_WHAT TO WORK ON_
Would you write out the entries below, every one of them, exactly?
[Start]
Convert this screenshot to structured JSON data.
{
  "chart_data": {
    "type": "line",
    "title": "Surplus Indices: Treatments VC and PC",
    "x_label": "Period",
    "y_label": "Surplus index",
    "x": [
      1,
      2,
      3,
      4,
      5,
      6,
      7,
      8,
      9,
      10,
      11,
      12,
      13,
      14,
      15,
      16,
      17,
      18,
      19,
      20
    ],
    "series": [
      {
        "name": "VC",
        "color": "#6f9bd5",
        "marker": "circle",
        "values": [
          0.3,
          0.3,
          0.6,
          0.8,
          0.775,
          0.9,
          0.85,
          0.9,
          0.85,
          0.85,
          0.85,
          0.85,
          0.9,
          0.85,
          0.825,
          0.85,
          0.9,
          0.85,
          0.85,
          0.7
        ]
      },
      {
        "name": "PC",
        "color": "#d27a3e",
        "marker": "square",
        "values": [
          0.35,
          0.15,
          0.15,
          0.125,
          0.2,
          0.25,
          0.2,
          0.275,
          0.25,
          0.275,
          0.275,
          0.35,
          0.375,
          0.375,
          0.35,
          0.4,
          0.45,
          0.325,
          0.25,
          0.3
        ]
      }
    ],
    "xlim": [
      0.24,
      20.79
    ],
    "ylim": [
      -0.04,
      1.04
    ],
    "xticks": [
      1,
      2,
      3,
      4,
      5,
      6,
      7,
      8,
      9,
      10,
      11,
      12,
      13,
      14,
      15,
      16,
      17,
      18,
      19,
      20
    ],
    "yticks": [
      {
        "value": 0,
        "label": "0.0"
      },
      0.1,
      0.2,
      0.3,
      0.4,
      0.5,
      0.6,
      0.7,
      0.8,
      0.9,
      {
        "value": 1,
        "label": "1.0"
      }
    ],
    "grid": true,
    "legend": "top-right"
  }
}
[End]
_RESULT FOR THIS EXERCISE_
Convert this screenshot to structured JSON data.
{
  "chart_data": {
    "type": "line",
    "title": "Surplus Indices: Treatments VC and PC",
    "x_label": "Period",
    "y_label": "Surplus index",
    "x": [
      1,
      2,
      3,
      4,
      5,
      6,
      7,
      8,
      9,
      10,
      11,
      12,
      13,
      14,
      15,
      16,
      17,
      18,
      19,
      20
    ],
    "series": [
      {
        "name": "VC",
        "color": "#6f9bd5",
        "marker": "circle",
        "values": [
          0.3,
          0.3,
          0.6,
          0.8,
          0.775,
          0.9,
          0.85,
          0.9,
          0.85,
          0.85,
          0.85,
          0.85,
          0.9,
          0.85,
          0.825,
          0.85,
          0.9,
          0.85,
          0.85,
          0.7
        ]
      },
      {
        "name": "PC",
        "color": "#d27a3e",
        "marker": "square",
        "values": [
          0.35,
          0.15,
          0.15,
          0.125,
          0.2,
          0.25,
          0.2,
          0.275,
          0.25,
          0.275,
          0.275,
          0.35,
          0.375,
          0.375,
          0.35,
          0.4,
          0.45,
          0.325,
          0.25,
          0.3
        ]
      }
    ],
    "xlim": [
      0.24,
      20.79
    ],
    "ylim": [
      -0.04,
      1.04
    ],
    "xticks": [
      1,
      2,
      3,
      4,
      5,
      6,
      7,
      8,
      9,
      10,
      11,
      12,
      13,
      14,
      15,
      16,
      17,
      18,
      19,
      20
    ],
    "yticks": [
      {
        "value": 0,
        "label": "0.0"
      },
      0.1,
      0.2,
      0.3,
      0.4,
      0.5,
      0.6,
      0.7,
      0.8,
      0.9,
      {
        "value": 1,
        "label": "1.0"
      }
    ],
    "grid": true,
    "legend": "top-right"
  }
}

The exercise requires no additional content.